**** Supplied data
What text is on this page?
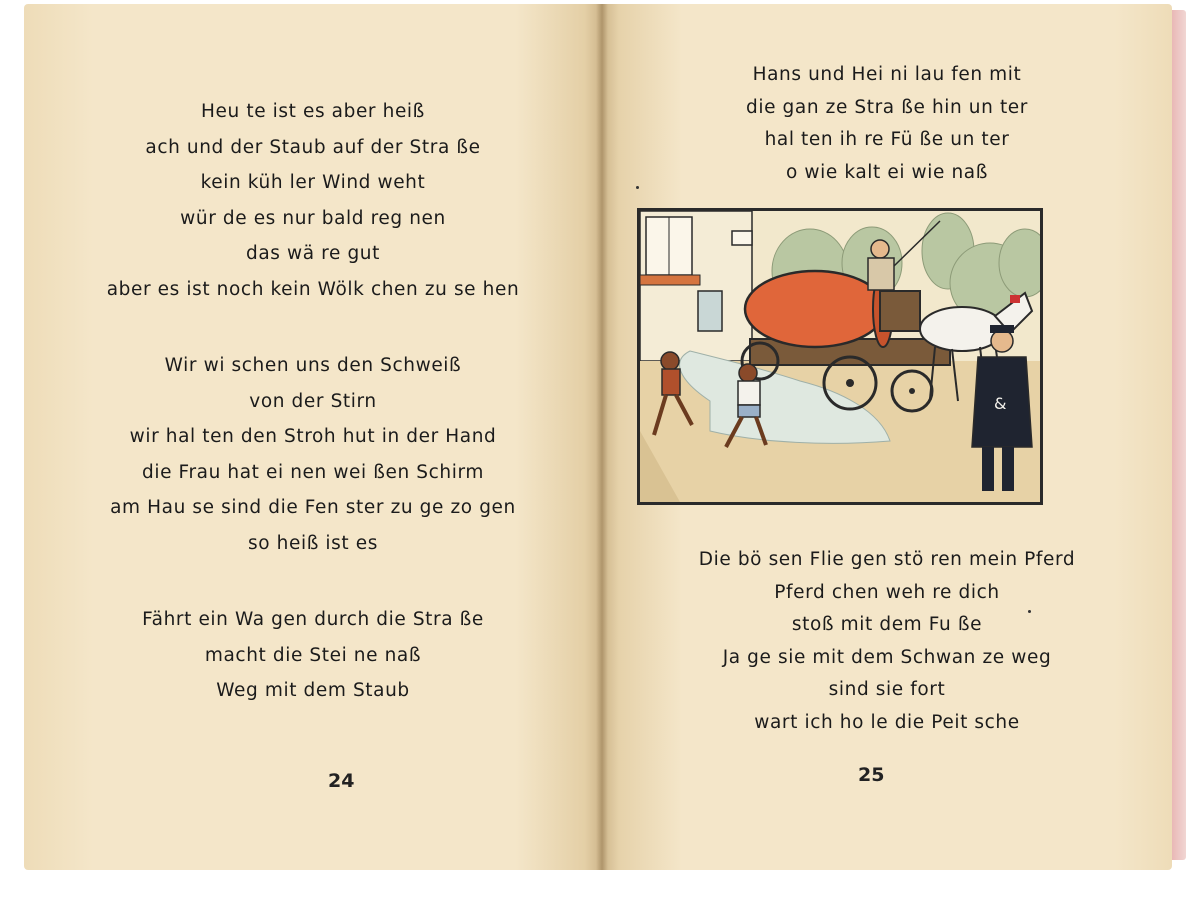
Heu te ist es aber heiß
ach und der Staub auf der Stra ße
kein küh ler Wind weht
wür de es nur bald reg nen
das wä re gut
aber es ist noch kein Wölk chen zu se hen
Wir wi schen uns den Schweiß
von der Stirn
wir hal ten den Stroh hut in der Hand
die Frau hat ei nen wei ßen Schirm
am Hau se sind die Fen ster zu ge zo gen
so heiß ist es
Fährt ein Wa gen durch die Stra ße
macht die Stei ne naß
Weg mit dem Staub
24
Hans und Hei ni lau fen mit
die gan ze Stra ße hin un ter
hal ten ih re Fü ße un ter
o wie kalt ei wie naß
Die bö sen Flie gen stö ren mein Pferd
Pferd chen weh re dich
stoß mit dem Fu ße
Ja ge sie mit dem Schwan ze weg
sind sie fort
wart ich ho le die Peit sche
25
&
********
[Written exercise]
Quote every line of the records above exactly; no picture is to be copied.

[Solved exercise]
What text is on this page?
Heu te ist es aber heiß
ach und der Staub auf der Stra ße
kein küh ler Wind weht
wür de es nur bald reg nen
das wä re gut
aber es ist noch kein Wölk chen zu se hen
Wir wi schen uns den Schweiß
von der Stirn
wir hal ten den Stroh hut in der Hand
die Frau hat ei nen wei ßen Schirm
am Hau se sind die Fen ster zu ge zo gen
so heiß ist es
Fährt ein Wa gen durch die Stra ße
macht die Stei ne naß
Weg mit dem Staub
24
Hans und Hei ni lau fen mit
die gan ze Stra ße hin un ter
hal ten ih re Fü ße un ter
o wie kalt ei wie naß
Die bö sen Flie gen stö ren mein Pferd
Pferd chen weh re dich
stoß mit dem Fu ße
Ja ge sie mit dem Schwan ze weg
sind sie fort
wart ich ho le die Peit sche
25
&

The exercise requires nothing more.